Required work: Determine how many lines contain the string "title". Reply with that figure and nothing else.
## Start Provided material
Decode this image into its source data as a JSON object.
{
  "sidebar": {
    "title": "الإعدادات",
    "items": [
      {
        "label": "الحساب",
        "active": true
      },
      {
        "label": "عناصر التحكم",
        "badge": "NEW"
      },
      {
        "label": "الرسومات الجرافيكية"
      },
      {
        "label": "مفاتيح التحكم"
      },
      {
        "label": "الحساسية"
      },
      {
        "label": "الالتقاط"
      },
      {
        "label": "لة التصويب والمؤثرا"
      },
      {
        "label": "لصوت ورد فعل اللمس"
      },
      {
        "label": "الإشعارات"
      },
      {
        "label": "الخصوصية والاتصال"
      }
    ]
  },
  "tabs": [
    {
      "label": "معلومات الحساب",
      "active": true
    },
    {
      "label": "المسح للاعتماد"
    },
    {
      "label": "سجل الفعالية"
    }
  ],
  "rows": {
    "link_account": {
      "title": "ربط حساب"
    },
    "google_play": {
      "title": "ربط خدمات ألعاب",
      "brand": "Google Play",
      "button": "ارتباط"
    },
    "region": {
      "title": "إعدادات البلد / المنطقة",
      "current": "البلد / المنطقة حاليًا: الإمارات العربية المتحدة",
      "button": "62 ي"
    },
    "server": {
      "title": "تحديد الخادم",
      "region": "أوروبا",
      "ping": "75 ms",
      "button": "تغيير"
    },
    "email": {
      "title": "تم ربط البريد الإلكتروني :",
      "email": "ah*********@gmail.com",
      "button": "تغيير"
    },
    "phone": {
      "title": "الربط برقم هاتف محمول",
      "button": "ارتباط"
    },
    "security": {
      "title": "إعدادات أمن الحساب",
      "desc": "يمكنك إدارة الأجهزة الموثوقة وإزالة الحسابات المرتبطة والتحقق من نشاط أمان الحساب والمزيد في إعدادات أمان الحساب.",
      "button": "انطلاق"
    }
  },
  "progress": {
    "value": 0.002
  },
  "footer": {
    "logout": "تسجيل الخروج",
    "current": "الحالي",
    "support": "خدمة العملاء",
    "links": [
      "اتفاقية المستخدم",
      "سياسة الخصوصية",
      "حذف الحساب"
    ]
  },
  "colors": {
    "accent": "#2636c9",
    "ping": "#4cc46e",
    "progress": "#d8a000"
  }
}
## End Provided material
Correct answer: 8